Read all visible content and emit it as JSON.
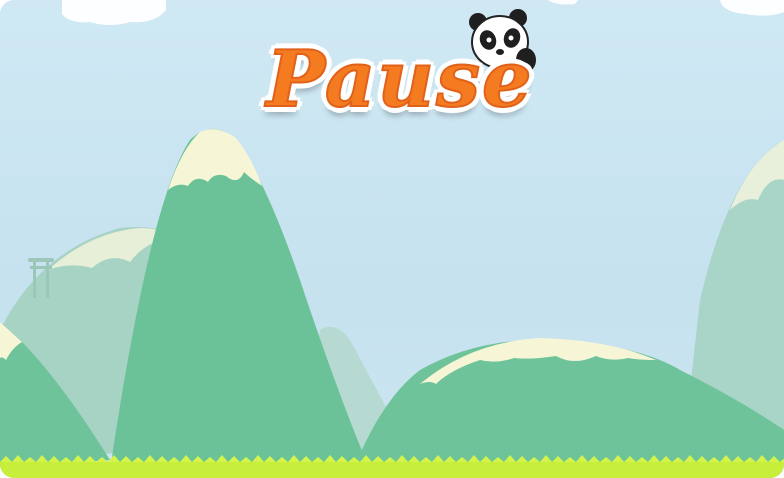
{
  "screen": {
    "title": "Pause"
  },
  "colors": {
    "sky": "#cfe8f4",
    "mountain_front": "#6ec39a",
    "mountain_back": "#a9d4c8",
    "snow": "#f6f6d6",
    "grass": "#c6ee3a",
    "title_fill": "#f47b20",
    "title_outline": "#ffffff"
  },
  "icons": {
    "mascot": "panda-icon",
    "gate": "torii-gate-icon"
  }
}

Written instruction ▸
The records shown above are to be repeated exactly, with the pictures left out.

Correct response ▸
Read all visible content and emit it as JSON.
{
  "screen": {
    "title": "Pause"
  },
  "colors": {
    "sky": "#cfe8f4",
    "mountain_front": "#6ec39a",
    "mountain_back": "#a9d4c8",
    "snow": "#f6f6d6",
    "grass": "#c6ee3a",
    "title_fill": "#f47b20",
    "title_outline": "#ffffff"
  },
  "icons": {
    "mascot": "panda-icon",
    "gate": "torii-gate-icon"
  }
}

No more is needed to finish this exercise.